# [YOUR INSTRUCTIONS]
Search the data below for the word "Consortium" and copy each line that holds it.
= = = = = = =
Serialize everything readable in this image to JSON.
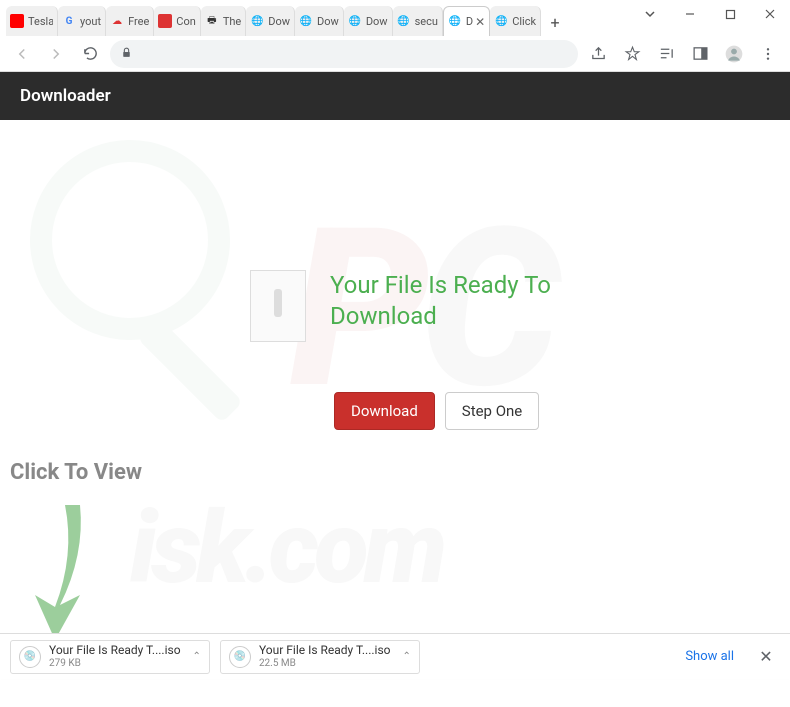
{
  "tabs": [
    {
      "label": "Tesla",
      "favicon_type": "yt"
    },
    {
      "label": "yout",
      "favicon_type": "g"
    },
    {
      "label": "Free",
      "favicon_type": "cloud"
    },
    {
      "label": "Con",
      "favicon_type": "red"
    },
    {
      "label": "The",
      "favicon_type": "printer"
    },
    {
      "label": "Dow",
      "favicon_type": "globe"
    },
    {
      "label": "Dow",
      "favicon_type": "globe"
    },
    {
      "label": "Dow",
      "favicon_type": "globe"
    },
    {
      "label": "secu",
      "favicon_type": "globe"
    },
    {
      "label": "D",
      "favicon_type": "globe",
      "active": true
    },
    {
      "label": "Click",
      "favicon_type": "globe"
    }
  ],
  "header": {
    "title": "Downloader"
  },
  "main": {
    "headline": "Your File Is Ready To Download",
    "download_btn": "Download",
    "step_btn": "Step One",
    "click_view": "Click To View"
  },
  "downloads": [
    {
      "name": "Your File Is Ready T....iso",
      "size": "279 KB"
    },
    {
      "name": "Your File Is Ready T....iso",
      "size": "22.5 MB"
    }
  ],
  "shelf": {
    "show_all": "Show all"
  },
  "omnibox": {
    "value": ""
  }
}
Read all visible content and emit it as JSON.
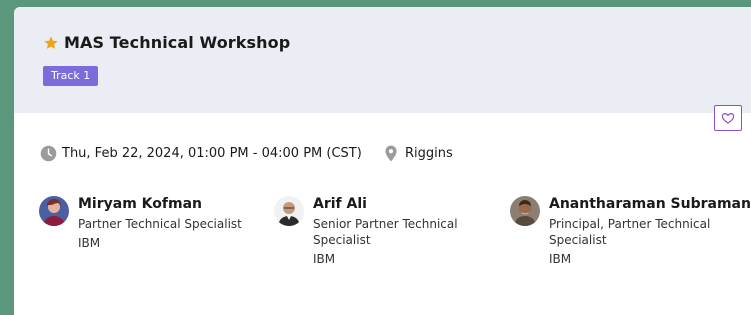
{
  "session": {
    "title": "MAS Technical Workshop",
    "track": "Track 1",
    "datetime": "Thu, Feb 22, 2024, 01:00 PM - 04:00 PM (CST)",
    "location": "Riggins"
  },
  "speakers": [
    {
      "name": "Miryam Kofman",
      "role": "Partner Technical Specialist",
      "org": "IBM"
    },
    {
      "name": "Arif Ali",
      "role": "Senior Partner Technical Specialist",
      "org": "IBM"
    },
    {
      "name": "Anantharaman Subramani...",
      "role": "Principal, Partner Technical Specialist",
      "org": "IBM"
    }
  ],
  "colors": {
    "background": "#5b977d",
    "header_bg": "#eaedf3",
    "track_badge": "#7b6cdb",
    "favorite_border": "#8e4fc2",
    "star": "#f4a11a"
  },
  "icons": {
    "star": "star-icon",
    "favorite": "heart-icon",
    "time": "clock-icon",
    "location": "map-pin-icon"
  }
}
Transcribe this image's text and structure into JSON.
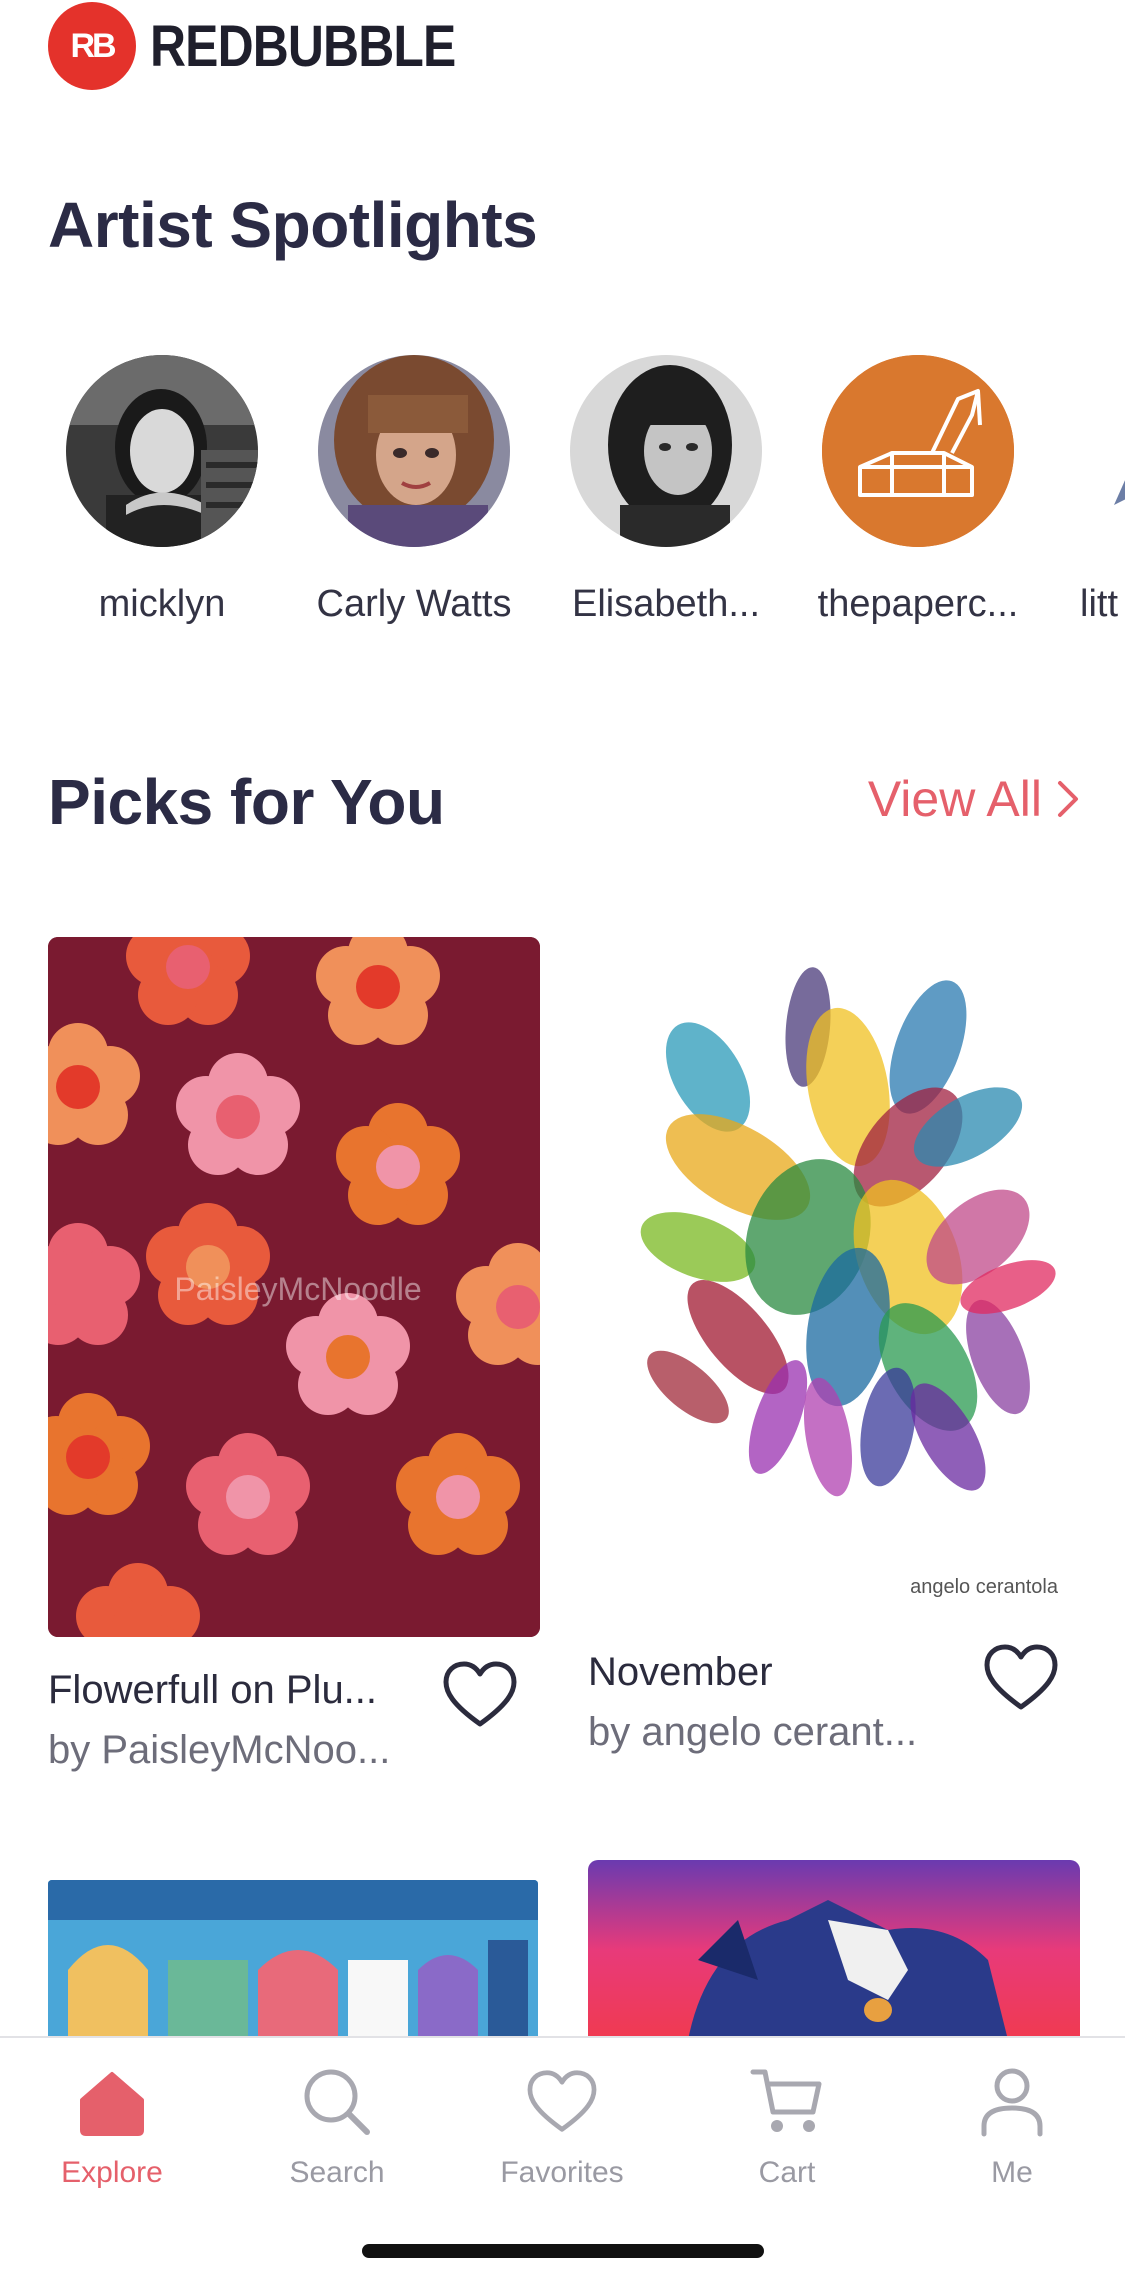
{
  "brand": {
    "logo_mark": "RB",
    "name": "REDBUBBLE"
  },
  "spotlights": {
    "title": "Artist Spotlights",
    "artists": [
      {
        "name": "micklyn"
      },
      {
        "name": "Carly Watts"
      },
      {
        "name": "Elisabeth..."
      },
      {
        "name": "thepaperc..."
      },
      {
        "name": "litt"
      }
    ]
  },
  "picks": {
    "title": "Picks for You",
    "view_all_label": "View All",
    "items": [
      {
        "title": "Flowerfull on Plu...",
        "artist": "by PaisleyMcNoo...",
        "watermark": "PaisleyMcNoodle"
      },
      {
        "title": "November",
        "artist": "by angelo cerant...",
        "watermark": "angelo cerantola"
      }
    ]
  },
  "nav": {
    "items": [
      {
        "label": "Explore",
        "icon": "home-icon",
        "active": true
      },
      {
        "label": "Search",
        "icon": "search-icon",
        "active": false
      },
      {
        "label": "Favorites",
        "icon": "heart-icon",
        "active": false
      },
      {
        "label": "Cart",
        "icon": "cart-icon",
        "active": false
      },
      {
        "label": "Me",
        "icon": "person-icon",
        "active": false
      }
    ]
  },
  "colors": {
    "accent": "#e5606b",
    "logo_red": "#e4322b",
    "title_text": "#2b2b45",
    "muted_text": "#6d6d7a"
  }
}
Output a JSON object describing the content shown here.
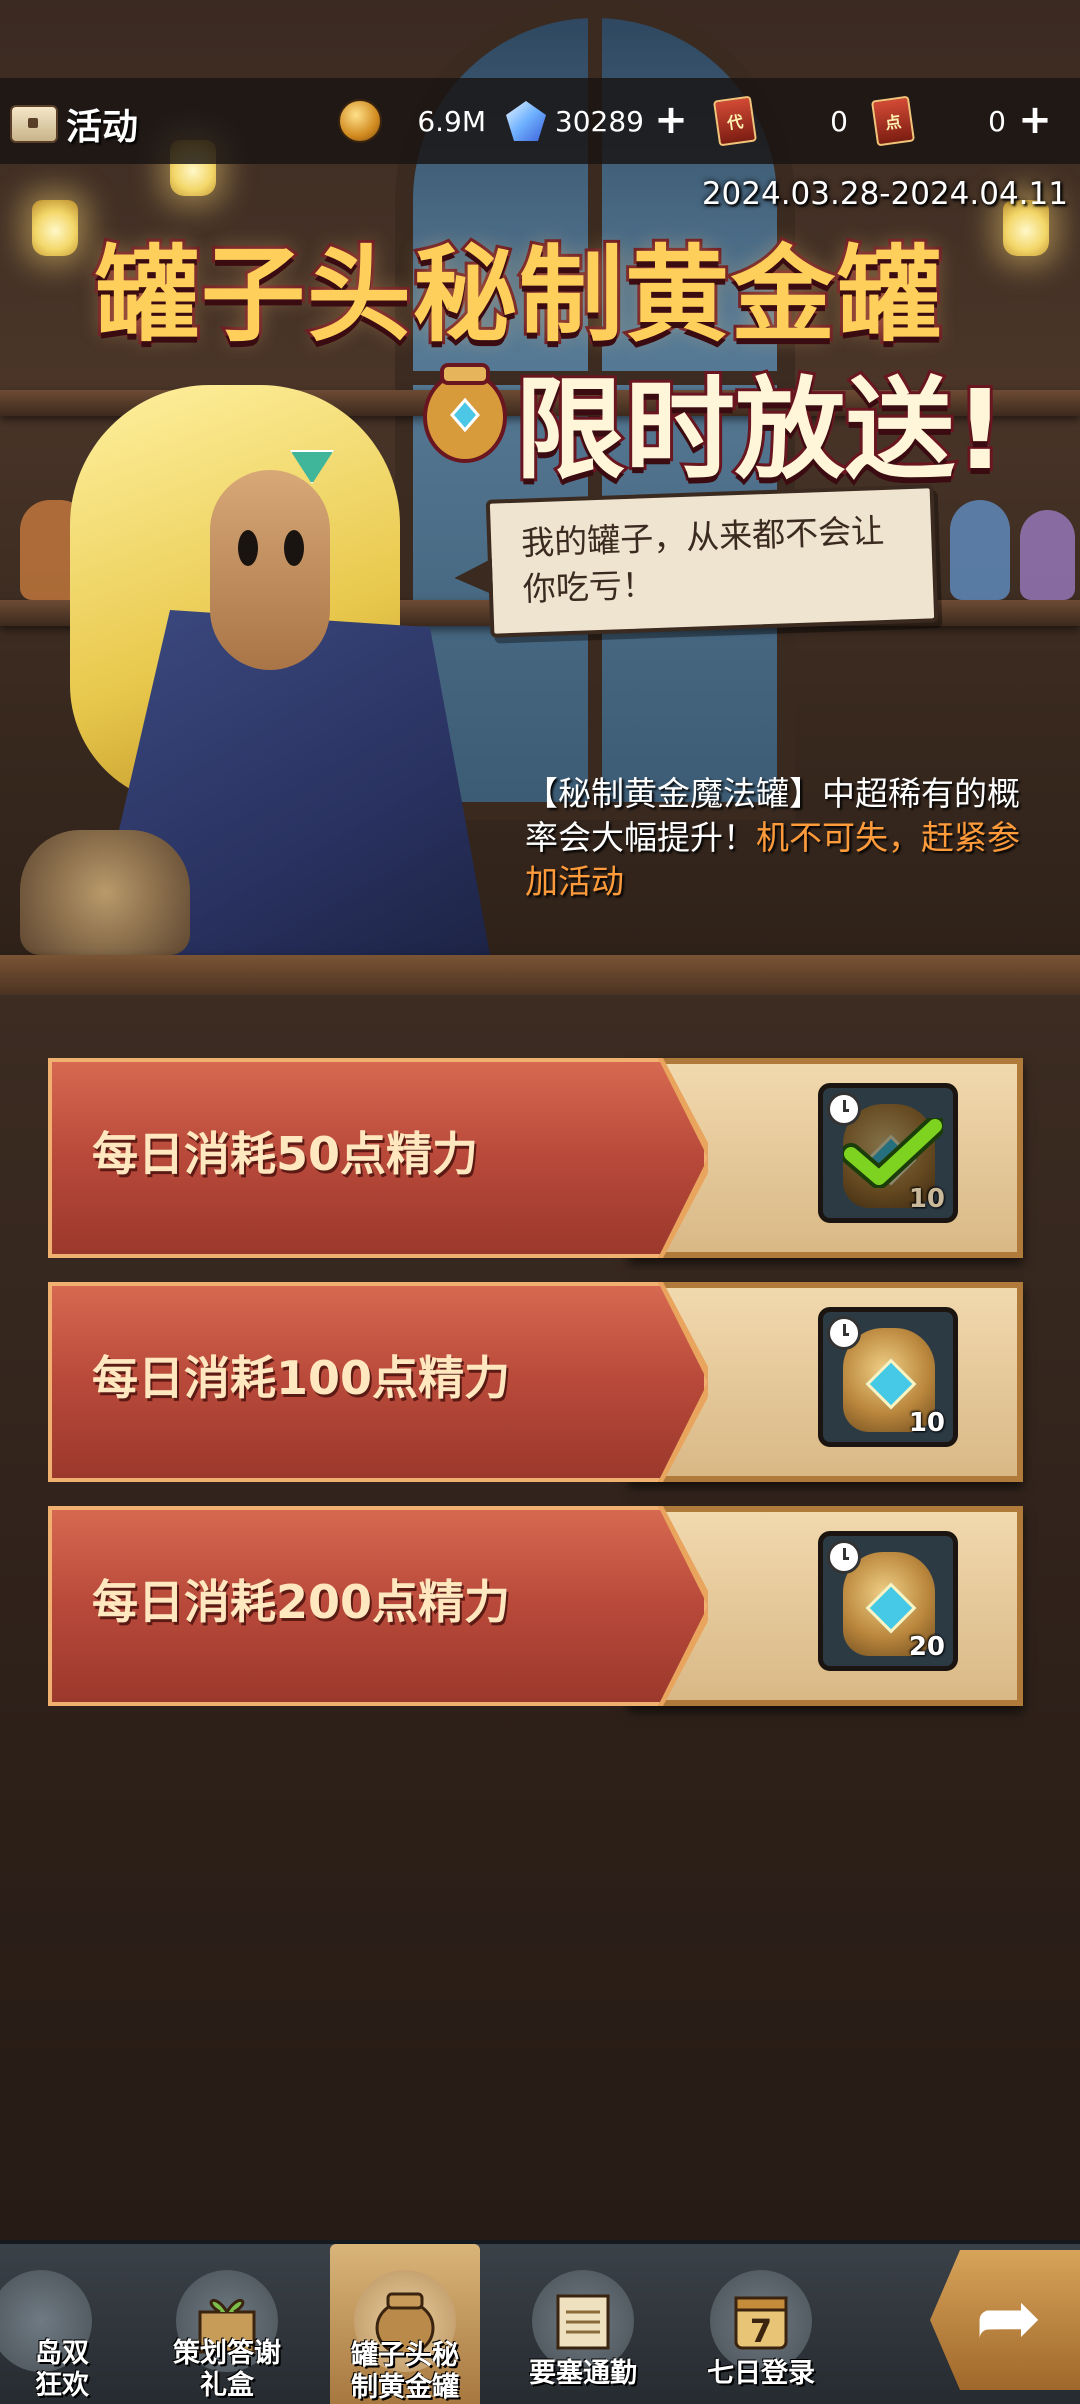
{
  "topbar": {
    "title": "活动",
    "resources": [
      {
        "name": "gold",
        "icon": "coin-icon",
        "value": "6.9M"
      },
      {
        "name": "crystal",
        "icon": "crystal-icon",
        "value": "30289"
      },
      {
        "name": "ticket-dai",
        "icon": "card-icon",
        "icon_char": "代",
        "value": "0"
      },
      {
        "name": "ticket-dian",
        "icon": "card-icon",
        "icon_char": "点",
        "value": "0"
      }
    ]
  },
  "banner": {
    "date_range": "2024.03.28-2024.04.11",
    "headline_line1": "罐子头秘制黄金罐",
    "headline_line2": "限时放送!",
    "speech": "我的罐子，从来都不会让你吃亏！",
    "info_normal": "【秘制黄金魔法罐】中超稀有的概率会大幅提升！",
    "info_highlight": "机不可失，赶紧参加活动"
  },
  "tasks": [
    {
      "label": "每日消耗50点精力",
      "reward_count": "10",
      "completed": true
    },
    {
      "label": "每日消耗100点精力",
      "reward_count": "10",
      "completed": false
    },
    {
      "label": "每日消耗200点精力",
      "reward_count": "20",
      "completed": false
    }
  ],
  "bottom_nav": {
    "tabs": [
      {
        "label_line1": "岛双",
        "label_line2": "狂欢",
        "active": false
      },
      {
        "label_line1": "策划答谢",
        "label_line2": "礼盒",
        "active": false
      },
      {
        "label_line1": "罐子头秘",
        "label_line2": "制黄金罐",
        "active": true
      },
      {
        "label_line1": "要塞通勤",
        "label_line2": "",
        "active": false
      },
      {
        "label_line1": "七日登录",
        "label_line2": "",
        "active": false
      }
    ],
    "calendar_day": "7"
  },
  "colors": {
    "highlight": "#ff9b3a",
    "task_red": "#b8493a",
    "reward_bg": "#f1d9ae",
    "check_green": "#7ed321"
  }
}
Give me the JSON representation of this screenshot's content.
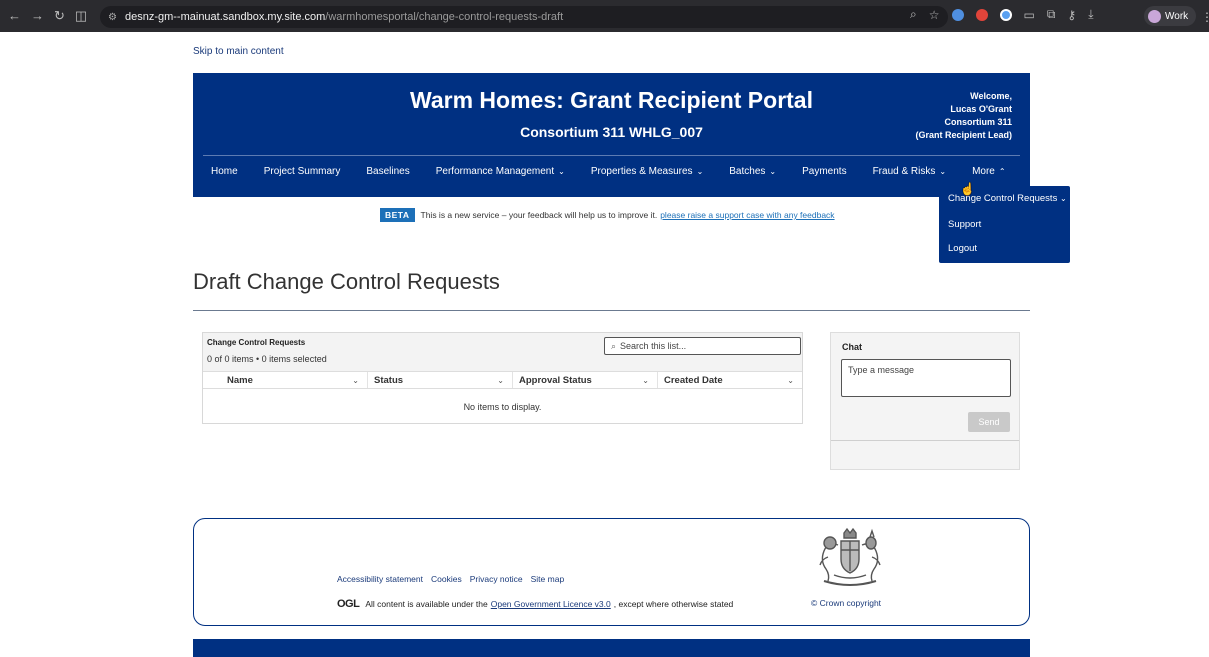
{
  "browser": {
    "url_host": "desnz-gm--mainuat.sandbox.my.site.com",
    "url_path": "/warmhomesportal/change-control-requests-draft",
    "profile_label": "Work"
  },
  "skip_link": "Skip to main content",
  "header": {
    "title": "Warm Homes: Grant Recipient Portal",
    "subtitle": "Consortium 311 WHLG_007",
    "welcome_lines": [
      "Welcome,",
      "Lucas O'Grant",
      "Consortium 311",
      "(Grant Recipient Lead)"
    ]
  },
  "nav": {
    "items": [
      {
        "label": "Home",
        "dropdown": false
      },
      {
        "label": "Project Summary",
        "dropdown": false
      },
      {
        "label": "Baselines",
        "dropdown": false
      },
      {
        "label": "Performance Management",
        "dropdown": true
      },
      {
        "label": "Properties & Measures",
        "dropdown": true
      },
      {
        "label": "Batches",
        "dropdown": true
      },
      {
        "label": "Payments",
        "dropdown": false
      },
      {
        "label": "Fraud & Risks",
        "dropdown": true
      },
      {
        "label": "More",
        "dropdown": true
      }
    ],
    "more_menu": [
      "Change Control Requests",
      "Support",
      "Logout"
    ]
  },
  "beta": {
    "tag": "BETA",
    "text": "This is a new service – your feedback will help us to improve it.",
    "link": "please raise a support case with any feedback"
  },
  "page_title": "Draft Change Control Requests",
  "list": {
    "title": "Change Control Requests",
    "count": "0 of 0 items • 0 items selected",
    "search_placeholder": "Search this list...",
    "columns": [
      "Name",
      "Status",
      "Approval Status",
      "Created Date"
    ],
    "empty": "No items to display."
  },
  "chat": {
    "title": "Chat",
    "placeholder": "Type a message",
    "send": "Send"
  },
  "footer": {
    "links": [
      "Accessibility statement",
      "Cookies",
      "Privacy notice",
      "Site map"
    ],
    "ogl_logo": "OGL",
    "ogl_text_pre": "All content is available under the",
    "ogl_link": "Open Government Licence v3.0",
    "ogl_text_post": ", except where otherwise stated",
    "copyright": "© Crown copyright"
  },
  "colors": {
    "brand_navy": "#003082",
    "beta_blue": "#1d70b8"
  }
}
= = = = = = =
# [RESULT OF THIS TASK]
    "subtitle": "Consortium 311 WHLG_007",
      "Consortium 311",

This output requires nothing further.